- _Task directions_: Without altering anything, output the material below.

- _Material shown_:
——————
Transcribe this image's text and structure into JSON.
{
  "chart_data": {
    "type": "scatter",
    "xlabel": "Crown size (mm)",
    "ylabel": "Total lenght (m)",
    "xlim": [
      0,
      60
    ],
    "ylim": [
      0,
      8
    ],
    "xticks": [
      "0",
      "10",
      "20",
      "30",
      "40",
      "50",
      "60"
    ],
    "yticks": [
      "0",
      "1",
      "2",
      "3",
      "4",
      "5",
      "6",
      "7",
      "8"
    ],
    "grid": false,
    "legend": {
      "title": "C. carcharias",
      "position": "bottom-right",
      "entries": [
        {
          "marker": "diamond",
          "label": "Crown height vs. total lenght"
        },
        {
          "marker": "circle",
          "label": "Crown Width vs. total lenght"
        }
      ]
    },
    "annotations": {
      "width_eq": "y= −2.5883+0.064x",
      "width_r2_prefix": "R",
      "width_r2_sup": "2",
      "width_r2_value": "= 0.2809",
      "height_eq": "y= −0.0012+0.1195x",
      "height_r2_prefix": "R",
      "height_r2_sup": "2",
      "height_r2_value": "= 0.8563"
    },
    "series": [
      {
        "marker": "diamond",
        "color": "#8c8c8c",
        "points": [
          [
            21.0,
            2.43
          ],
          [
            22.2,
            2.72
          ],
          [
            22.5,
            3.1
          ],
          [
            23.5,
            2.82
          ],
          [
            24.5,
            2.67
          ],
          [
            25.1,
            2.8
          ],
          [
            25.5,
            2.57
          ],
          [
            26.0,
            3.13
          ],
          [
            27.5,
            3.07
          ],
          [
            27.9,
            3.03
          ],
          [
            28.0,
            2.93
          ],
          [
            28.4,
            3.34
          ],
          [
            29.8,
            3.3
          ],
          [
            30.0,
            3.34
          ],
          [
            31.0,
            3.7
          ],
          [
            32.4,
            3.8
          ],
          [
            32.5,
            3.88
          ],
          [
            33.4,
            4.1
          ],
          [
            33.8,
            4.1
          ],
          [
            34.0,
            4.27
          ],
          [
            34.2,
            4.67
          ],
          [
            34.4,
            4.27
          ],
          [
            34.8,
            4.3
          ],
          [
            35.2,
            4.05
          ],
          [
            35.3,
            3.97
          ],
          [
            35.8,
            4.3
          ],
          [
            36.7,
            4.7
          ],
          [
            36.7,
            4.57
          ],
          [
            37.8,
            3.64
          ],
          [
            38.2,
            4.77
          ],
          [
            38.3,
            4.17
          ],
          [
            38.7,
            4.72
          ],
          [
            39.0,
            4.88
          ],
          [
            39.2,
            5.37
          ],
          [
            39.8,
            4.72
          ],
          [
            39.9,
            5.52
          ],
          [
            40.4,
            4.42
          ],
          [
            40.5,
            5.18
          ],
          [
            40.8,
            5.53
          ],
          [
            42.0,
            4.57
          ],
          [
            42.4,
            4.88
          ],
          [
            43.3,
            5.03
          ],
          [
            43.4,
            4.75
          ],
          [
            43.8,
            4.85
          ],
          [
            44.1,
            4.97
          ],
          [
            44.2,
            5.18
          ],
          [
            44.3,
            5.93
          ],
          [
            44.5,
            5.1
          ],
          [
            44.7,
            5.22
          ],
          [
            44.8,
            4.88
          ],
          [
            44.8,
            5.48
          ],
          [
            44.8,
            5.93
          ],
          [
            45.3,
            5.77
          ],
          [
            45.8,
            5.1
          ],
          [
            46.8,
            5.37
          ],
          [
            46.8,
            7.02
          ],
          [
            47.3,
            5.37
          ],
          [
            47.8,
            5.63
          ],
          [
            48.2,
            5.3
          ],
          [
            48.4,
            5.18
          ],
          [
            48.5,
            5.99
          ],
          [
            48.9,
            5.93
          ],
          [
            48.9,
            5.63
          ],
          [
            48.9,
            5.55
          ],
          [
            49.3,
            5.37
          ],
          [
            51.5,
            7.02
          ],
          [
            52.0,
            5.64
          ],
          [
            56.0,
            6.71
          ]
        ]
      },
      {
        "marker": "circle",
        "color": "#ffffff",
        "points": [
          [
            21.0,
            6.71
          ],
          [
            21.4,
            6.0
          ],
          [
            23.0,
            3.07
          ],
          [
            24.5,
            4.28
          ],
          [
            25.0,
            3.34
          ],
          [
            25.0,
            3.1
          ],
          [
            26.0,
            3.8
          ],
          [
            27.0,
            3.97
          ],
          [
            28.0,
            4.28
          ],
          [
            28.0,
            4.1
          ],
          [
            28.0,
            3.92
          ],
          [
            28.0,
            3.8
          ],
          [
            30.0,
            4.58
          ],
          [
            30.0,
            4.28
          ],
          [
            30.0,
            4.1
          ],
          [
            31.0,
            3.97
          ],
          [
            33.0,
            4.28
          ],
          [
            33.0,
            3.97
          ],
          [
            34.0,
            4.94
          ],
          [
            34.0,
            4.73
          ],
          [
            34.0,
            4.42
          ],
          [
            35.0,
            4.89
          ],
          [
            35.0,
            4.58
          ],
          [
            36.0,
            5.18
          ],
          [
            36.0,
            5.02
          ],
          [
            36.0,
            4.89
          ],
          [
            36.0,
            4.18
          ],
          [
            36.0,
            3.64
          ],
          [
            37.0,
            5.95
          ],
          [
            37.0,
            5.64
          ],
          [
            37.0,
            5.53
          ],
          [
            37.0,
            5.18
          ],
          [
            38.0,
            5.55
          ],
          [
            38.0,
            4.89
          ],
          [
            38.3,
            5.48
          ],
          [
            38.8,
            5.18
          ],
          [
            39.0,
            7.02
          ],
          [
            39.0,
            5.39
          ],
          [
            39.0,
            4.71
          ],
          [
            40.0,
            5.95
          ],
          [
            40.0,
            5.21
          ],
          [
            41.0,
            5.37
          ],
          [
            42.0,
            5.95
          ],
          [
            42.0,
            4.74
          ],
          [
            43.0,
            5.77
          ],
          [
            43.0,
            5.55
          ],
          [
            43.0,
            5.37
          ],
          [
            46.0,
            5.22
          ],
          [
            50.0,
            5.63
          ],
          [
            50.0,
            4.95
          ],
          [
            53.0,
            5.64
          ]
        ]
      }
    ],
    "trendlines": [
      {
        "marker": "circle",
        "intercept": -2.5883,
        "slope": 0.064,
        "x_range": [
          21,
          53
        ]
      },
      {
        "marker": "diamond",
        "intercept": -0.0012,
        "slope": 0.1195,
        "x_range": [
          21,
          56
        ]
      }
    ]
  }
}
——————
- _Finished task_:
Transcribe this image's text and structure into JSON.
{
  "chart_data": {
    "type": "scatter",
    "xlabel": "Crown size (mm)",
    "ylabel": "Total lenght (m)",
    "xlim": [
      0,
      60
    ],
    "ylim": [
      0,
      8
    ],
    "xticks": [
      "0",
      "10",
      "20",
      "30",
      "40",
      "50",
      "60"
    ],
    "yticks": [
      "0",
      "1",
      "2",
      "3",
      "4",
      "5",
      "6",
      "7",
      "8"
    ],
    "grid": false,
    "legend": {
      "title": "C. carcharias",
      "position": "bottom-right",
      "entries": [
        {
          "marker": "diamond",
          "label": "Crown height vs. total lenght"
        },
        {
          "marker": "circle",
          "label": "Crown Width vs. total lenght"
        }
      ]
    },
    "annotations": {
      "width_eq": "y= −2.5883+0.064x",
      "width_r2_prefix": "R",
      "width_r2_sup": "2",
      "width_r2_value": "= 0.2809",
      "height_eq": "y= −0.0012+0.1195x",
      "height_r2_prefix": "R",
      "height_r2_sup": "2",
      "height_r2_value": "= 0.8563"
    },
    "series": [
      {
        "marker": "diamond",
        "color": "#8c8c8c",
        "points": [
          [
            21.0,
            2.43
          ],
          [
            22.2,
            2.72
          ],
          [
            22.5,
            3.1
          ],
          [
            23.5,
            2.82
          ],
          [
            24.5,
            2.67
          ],
          [
            25.1,
            2.8
          ],
          [
            25.5,
            2.57
          ],
          [
            26.0,
            3.13
          ],
          [
            27.5,
            3.07
          ],
          [
            27.9,
            3.03
          ],
          [
            28.0,
            2.93
          ],
          [
            28.4,
            3.34
          ],
          [
            29.8,
            3.3
          ],
          [
            30.0,
            3.34
          ],
          [
            31.0,
            3.7
          ],
          [
            32.4,
            3.8
          ],
          [
            32.5,
            3.88
          ],
          [
            33.4,
            4.1
          ],
          [
            33.8,
            4.1
          ],
          [
            34.0,
            4.27
          ],
          [
            34.2,
            4.67
          ],
          [
            34.4,
            4.27
          ],
          [
            34.8,
            4.3
          ],
          [
            35.2,
            4.05
          ],
          [
            35.3,
            3.97
          ],
          [
            35.8,
            4.3
          ],
          [
            36.7,
            4.7
          ],
          [
            36.7,
            4.57
          ],
          [
            37.8,
            3.64
          ],
          [
            38.2,
            4.77
          ],
          [
            38.3,
            4.17
          ],
          [
            38.7,
            4.72
          ],
          [
            39.0,
            4.88
          ],
          [
            39.2,
            5.37
          ],
          [
            39.8,
            4.72
          ],
          [
            39.9,
            5.52
          ],
          [
            40.4,
            4.42
          ],
          [
            40.5,
            5.18
          ],
          [
            40.8,
            5.53
          ],
          [
            42.0,
            4.57
          ],
          [
            42.4,
            4.88
          ],
          [
            43.3,
            5.03
          ],
          [
            43.4,
            4.75
          ],
          [
            43.8,
            4.85
          ],
          [
            44.1,
            4.97
          ],
          [
            44.2,
            5.18
          ],
          [
            44.3,
            5.93
          ],
          [
            44.5,
            5.1
          ],
          [
            44.7,
            5.22
          ],
          [
            44.8,
            4.88
          ],
          [
            44.8,
            5.48
          ],
          [
            44.8,
            5.93
          ],
          [
            45.3,
            5.77
          ],
          [
            45.8,
            5.1
          ],
          [
            46.8,
            5.37
          ],
          [
            46.8,
            7.02
          ],
          [
            47.3,
            5.37
          ],
          [
            47.8,
            5.63
          ],
          [
            48.2,
            5.3
          ],
          [
            48.4,
            5.18
          ],
          [
            48.5,
            5.99
          ],
          [
            48.9,
            5.93
          ],
          [
            48.9,
            5.63
          ],
          [
            48.9,
            5.55
          ],
          [
            49.3,
            5.37
          ],
          [
            51.5,
            7.02
          ],
          [
            52.0,
            5.64
          ],
          [
            56.0,
            6.71
          ]
        ]
      },
      {
        "marker": "circle",
        "color": "#ffffff",
        "points": [
          [
            21.0,
            6.71
          ],
          [
            21.4,
            6.0
          ],
          [
            23.0,
            3.07
          ],
          [
            24.5,
            4.28
          ],
          [
            25.0,
            3.34
          ],
          [
            25.0,
            3.1
          ],
          [
            26.0,
            3.8
          ],
          [
            27.0,
            3.97
          ],
          [
            28.0,
            4.28
          ],
          [
            28.0,
            4.1
          ],
          [
            28.0,
            3.92
          ],
          [
            28.0,
            3.8
          ],
          [
            30.0,
            4.58
          ],
          [
            30.0,
            4.28
          ],
          [
            30.0,
            4.1
          ],
          [
            31.0,
            3.97
          ],
          [
            33.0,
            4.28
          ],
          [
            33.0,
            3.97
          ],
          [
            34.0,
            4.94
          ],
          [
            34.0,
            4.73
          ],
          [
            34.0,
            4.42
          ],
          [
            35.0,
            4.89
          ],
          [
            35.0,
            4.58
          ],
          [
            36.0,
            5.18
          ],
          [
            36.0,
            5.02
          ],
          [
            36.0,
            4.89
          ],
          [
            36.0,
            4.18
          ],
          [
            36.0,
            3.64
          ],
          [
            37.0,
            5.95
          ],
          [
            37.0,
            5.64
          ],
          [
            37.0,
            5.53
          ],
          [
            37.0,
            5.18
          ],
          [
            38.0,
            5.55
          ],
          [
            38.0,
            4.89
          ],
          [
            38.3,
            5.48
          ],
          [
            38.8,
            5.18
          ],
          [
            39.0,
            7.02
          ],
          [
            39.0,
            5.39
          ],
          [
            39.0,
            4.71
          ],
          [
            40.0,
            5.95
          ],
          [
            40.0,
            5.21
          ],
          [
            41.0,
            5.37
          ],
          [
            42.0,
            5.95
          ],
          [
            42.0,
            4.74
          ],
          [
            43.0,
            5.77
          ],
          [
            43.0,
            5.55
          ],
          [
            43.0,
            5.37
          ],
          [
            46.0,
            5.22
          ],
          [
            50.0,
            5.63
          ],
          [
            50.0,
            4.95
          ],
          [
            53.0,
            5.64
          ]
        ]
      }
    ],
    "trendlines": [
      {
        "marker": "circle",
        "intercept": -2.5883,
        "slope": 0.064,
        "x_range": [
          21,
          53
        ]
      },
      {
        "marker": "diamond",
        "intercept": -0.0012,
        "slope": 0.1195,
        "x_range": [
          21,
          56
        ]
      }
    ]
  }
}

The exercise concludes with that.